DIRECTIONS ::
Answer with a single number, the count of lines holding the word "panel".

[Start INPUT DATA]

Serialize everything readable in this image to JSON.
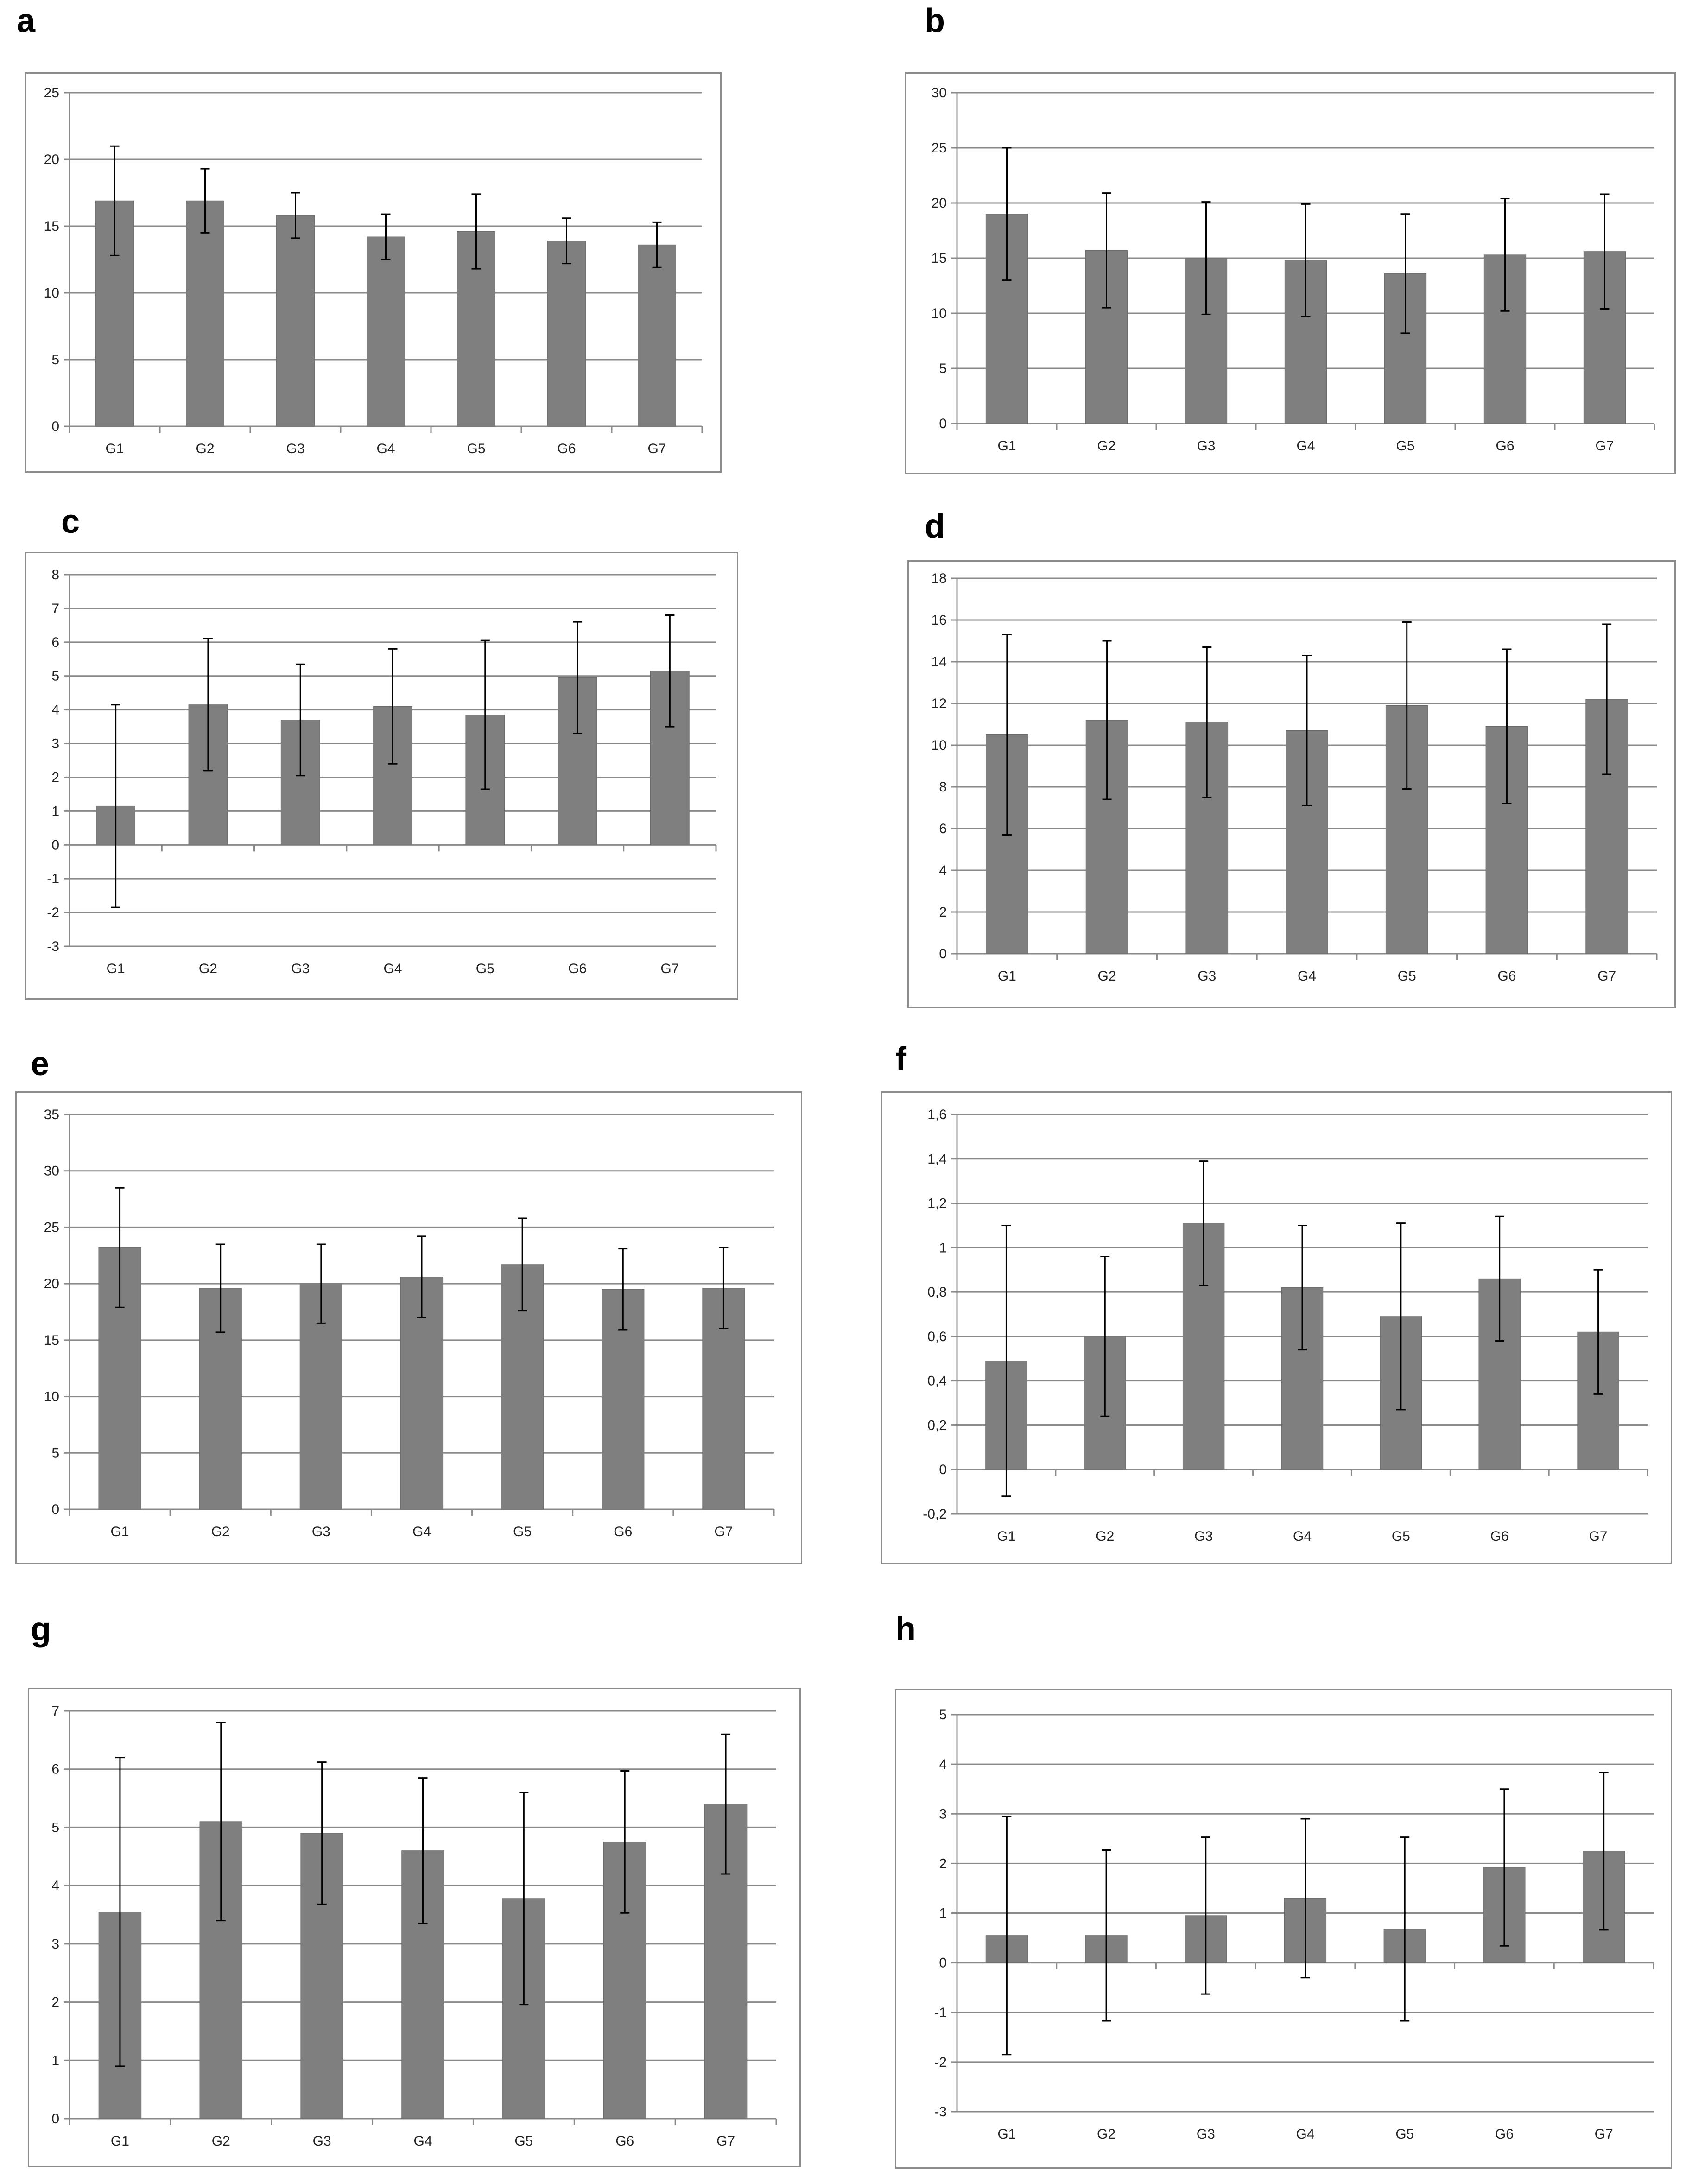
{
  "chart_data": [
    {
      "panel": "a",
      "type": "bar",
      "error_bars": true,
      "grid": true,
      "categories": [
        "G1",
        "G2",
        "G3",
        "G4",
        "G5",
        "G6",
        "G7"
      ],
      "values": [
        16.9,
        16.9,
        15.8,
        14.2,
        14.6,
        13.9,
        13.6
      ],
      "error": [
        4.1,
        2.4,
        1.7,
        1.7,
        2.8,
        1.7,
        1.7
      ],
      "yticks": [
        "0",
        "5",
        "10",
        "15",
        "20",
        "25"
      ],
      "ylim": [
        0,
        25
      ],
      "ystep": 5,
      "color": "#7f7f7f"
    },
    {
      "panel": "b",
      "type": "bar",
      "error_bars": true,
      "grid": true,
      "categories": [
        "G1",
        "G2",
        "G3",
        "G4",
        "G5",
        "G6",
        "G7"
      ],
      "values": [
        19.0,
        15.7,
        15.0,
        14.8,
        13.6,
        15.3,
        15.6
      ],
      "error": [
        6.0,
        5.2,
        5.1,
        5.1,
        5.4,
        5.1,
        5.2
      ],
      "yticks": [
        "0",
        "5",
        "10",
        "15",
        "20",
        "25",
        "30"
      ],
      "ylim": [
        0,
        30
      ],
      "ystep": 5,
      "color": "#7f7f7f"
    },
    {
      "panel": "c",
      "type": "bar",
      "error_bars": true,
      "grid": true,
      "categories": [
        "G1",
        "G2",
        "G3",
        "G4",
        "G5",
        "G6",
        "G7"
      ],
      "values": [
        1.15,
        4.15,
        3.7,
        4.1,
        3.85,
        4.95,
        5.15
      ],
      "error": [
        3.0,
        1.95,
        1.65,
        1.7,
        2.2,
        1.65,
        1.65
      ],
      "yticks": [
        "-3",
        "-2",
        "-1",
        "0",
        "1",
        "2",
        "3",
        "4",
        "5",
        "6",
        "7",
        "8"
      ],
      "ylim": [
        -3,
        8
      ],
      "ystep": 1,
      "color": "#7f7f7f"
    },
    {
      "panel": "d",
      "type": "bar",
      "error_bars": true,
      "grid": true,
      "categories": [
        "G1",
        "G2",
        "G3",
        "G4",
        "G5",
        "G6",
        "G7"
      ],
      "values": [
        10.5,
        11.2,
        11.1,
        10.7,
        11.9,
        10.9,
        12.2
      ],
      "error": [
        4.8,
        3.8,
        3.6,
        3.6,
        4.0,
        3.7,
        3.6
      ],
      "yticks": [
        "0",
        "2",
        "4",
        "6",
        "8",
        "10",
        "12",
        "14",
        "16",
        "18"
      ],
      "ylim": [
        0,
        18
      ],
      "ystep": 2,
      "color": "#7f7f7f"
    },
    {
      "panel": "e",
      "type": "bar",
      "error_bars": true,
      "grid": true,
      "categories": [
        "G1",
        "G2",
        "G3",
        "G4",
        "G5",
        "G6",
        "G7"
      ],
      "values": [
        23.2,
        19.6,
        20.0,
        20.6,
        21.7,
        19.5,
        19.6
      ],
      "error": [
        5.3,
        3.9,
        3.5,
        3.6,
        4.1,
        3.6,
        3.6
      ],
      "yticks": [
        "0",
        "5",
        "10",
        "15",
        "20",
        "25",
        "30",
        "35"
      ],
      "ylim": [
        0,
        35
      ],
      "ystep": 5,
      "color": "#7f7f7f"
    },
    {
      "panel": "f",
      "type": "bar",
      "error_bars": true,
      "grid": true,
      "categories": [
        "G1",
        "G2",
        "G3",
        "G4",
        "G5",
        "G6",
        "G7"
      ],
      "values": [
        0.49,
        0.6,
        1.11,
        0.82,
        0.69,
        0.86,
        0.62
      ],
      "error": [
        0.61,
        0.36,
        0.28,
        0.28,
        0.42,
        0.28,
        0.28
      ],
      "yticks": [
        "-0,2",
        "0",
        "0,2",
        "0,4",
        "0,6",
        "0,8",
        "1",
        "1,2",
        "1,4",
        "1,6"
      ],
      "ylim": [
        -0.2,
        1.6
      ],
      "ystep": 0.2,
      "color": "#7f7f7f"
    },
    {
      "panel": "g",
      "type": "bar",
      "error_bars": true,
      "grid": true,
      "categories": [
        "G1",
        "G2",
        "G3",
        "G4",
        "G5",
        "G6",
        "G7"
      ],
      "values": [
        3.55,
        5.1,
        4.9,
        4.6,
        3.78,
        4.75,
        5.4
      ],
      "error": [
        2.65,
        1.7,
        1.22,
        1.25,
        1.82,
        1.22,
        1.2
      ],
      "yticks": [
        "0",
        "1",
        "2",
        "3",
        "4",
        "5",
        "6",
        "7"
      ],
      "ylim": [
        0,
        7
      ],
      "ystep": 1,
      "color": "#7f7f7f"
    },
    {
      "panel": "h",
      "type": "bar",
      "error_bars": true,
      "grid": true,
      "categories": [
        "G1",
        "G2",
        "G3",
        "G4",
        "G5",
        "G6",
        "G7"
      ],
      "values": [
        0.55,
        0.55,
        0.95,
        1.3,
        0.68,
        1.92,
        2.25
      ],
      "error": [
        2.4,
        1.72,
        1.58,
        1.6,
        1.85,
        1.58,
        1.58
      ],
      "yticks": [
        "-3",
        "-2",
        "-1",
        "0",
        "1",
        "2",
        "3",
        "4",
        "5"
      ],
      "ylim": [
        -3,
        5
      ],
      "ystep": 1,
      "color": "#7f7f7f"
    }
  ]
}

[End INPUT DATA]

COMPLETED EXERCISE ::
8